▸ **Exercise requirements**: Scan the data below for the string "paſſiua". Copy every line where it appears.

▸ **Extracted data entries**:
= = =

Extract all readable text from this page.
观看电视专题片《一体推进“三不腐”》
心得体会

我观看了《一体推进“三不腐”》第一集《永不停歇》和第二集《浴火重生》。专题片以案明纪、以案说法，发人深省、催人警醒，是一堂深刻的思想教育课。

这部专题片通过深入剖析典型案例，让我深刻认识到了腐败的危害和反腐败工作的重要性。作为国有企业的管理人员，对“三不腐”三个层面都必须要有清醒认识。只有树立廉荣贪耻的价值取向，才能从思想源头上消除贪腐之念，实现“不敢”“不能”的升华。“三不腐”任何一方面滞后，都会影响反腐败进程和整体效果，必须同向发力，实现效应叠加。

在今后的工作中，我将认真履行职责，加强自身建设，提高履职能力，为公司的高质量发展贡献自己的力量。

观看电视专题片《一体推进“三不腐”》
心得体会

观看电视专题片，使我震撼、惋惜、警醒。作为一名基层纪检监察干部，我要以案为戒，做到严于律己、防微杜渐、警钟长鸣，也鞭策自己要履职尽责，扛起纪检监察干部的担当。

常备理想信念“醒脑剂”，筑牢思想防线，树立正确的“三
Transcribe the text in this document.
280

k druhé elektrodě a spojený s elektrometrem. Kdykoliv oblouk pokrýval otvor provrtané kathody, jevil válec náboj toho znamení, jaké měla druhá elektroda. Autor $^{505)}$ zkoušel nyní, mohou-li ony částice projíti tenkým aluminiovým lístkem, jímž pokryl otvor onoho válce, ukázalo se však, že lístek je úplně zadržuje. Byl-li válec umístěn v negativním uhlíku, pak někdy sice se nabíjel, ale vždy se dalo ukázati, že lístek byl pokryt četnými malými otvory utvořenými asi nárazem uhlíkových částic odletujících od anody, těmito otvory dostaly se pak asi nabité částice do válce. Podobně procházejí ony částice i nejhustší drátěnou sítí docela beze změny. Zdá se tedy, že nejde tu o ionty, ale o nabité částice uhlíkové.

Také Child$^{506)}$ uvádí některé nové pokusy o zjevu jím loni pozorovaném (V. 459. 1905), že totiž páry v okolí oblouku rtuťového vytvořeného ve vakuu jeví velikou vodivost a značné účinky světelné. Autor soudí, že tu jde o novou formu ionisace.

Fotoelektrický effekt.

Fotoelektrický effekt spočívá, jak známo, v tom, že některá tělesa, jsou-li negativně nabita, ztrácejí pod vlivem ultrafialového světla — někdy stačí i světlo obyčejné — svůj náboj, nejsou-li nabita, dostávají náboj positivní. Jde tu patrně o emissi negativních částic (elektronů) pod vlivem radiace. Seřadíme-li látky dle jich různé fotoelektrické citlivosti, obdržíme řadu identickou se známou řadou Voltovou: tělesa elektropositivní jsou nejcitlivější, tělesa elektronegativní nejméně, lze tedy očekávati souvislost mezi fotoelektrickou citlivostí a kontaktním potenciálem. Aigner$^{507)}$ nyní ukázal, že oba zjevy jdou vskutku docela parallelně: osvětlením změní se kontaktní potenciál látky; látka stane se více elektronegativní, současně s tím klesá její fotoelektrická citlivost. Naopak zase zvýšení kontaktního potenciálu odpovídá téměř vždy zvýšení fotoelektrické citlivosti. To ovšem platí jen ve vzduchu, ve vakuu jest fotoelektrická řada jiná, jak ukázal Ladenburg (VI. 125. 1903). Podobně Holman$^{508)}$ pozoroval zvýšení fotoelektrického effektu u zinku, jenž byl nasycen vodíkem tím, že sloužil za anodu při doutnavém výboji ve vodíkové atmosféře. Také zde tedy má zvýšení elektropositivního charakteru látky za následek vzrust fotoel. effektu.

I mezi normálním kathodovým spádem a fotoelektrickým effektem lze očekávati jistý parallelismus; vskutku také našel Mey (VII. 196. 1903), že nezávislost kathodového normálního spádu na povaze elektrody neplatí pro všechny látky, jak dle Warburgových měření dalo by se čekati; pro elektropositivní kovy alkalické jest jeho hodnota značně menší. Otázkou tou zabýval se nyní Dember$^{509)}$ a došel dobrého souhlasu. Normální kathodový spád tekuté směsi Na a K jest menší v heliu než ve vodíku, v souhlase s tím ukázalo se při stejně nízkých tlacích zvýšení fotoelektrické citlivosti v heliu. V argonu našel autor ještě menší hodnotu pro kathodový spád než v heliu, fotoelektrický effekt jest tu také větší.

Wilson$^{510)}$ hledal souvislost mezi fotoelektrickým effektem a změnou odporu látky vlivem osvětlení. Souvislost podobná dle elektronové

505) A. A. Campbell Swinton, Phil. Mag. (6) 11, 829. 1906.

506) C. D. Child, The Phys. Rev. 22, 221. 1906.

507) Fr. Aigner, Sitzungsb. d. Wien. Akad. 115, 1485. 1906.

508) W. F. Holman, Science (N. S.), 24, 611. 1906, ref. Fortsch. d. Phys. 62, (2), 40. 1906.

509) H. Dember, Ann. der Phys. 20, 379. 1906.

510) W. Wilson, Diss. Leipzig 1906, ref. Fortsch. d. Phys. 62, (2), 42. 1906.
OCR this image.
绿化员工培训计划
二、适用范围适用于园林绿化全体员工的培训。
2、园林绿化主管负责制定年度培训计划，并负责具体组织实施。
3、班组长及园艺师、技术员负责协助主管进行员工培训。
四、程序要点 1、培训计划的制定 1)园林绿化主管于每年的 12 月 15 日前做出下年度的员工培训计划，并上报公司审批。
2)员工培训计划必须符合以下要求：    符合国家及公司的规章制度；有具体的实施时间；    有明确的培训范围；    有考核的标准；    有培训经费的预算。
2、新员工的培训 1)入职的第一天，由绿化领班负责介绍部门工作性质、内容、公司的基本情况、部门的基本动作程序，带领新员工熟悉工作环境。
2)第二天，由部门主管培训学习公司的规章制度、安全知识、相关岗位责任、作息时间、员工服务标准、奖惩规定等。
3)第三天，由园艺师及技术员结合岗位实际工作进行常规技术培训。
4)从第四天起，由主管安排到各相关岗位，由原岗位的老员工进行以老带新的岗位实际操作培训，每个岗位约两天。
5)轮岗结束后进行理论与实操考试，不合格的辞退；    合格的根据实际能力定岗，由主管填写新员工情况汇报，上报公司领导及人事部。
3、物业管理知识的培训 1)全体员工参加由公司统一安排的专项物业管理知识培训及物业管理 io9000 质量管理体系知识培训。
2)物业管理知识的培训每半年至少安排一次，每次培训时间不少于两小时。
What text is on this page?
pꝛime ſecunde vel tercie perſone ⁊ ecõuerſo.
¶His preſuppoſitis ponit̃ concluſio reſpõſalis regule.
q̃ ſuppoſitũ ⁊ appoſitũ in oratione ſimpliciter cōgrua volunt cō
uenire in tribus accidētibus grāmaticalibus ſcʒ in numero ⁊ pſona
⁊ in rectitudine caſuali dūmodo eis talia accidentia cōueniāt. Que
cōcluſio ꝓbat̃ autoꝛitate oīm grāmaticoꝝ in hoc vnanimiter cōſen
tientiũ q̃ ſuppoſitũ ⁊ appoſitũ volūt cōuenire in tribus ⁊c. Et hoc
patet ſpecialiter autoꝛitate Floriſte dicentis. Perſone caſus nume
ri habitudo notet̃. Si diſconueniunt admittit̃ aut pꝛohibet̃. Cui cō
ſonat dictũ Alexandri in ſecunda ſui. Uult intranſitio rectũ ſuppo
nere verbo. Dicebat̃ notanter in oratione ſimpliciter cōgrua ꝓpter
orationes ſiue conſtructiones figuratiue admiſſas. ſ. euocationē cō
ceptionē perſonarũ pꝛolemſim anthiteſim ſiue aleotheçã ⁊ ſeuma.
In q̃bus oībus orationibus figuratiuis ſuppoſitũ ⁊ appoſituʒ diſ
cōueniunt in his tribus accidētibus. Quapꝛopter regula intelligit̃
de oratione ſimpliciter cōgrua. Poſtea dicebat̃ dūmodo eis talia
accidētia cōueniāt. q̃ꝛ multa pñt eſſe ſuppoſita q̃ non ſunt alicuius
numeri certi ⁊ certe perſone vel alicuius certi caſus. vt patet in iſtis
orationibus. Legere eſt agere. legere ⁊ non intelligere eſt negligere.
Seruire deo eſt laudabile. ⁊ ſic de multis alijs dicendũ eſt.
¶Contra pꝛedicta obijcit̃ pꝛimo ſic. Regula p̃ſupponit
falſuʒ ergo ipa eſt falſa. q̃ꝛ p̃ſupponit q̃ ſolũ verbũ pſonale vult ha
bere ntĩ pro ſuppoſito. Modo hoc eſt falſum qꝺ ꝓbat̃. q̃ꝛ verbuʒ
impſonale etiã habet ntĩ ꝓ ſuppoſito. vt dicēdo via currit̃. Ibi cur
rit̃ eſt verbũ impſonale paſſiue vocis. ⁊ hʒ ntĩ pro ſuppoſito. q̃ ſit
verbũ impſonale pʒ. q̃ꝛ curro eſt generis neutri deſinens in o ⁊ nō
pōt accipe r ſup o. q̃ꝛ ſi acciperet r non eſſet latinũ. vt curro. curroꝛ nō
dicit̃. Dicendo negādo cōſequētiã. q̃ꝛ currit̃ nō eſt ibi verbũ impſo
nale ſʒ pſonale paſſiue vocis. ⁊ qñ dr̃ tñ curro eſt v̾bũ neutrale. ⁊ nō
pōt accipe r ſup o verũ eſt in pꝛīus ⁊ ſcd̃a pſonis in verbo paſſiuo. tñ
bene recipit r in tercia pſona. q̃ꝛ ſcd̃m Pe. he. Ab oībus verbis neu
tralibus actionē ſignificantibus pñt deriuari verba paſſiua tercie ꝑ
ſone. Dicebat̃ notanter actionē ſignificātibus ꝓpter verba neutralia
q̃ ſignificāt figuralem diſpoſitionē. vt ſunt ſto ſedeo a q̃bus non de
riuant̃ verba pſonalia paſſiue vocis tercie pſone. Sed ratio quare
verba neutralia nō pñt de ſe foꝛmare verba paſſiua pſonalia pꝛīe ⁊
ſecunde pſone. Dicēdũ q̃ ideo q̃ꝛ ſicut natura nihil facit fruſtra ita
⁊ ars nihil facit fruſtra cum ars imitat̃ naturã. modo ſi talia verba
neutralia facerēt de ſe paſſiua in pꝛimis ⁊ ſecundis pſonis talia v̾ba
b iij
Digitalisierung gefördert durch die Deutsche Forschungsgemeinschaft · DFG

= = =

▸ **Task output**:
tralibus actionē ſignificantibus pñt deriuari verba paſſiua tercie ꝑ
verba neutralia nō pñt de ſe foꝛmare verba paſſiua pſonalia pꝛīe ⁊
neutralia facerēt de ſe paſſiua in pꝛimis ⁊ ſecundis pſonis talia v̾ba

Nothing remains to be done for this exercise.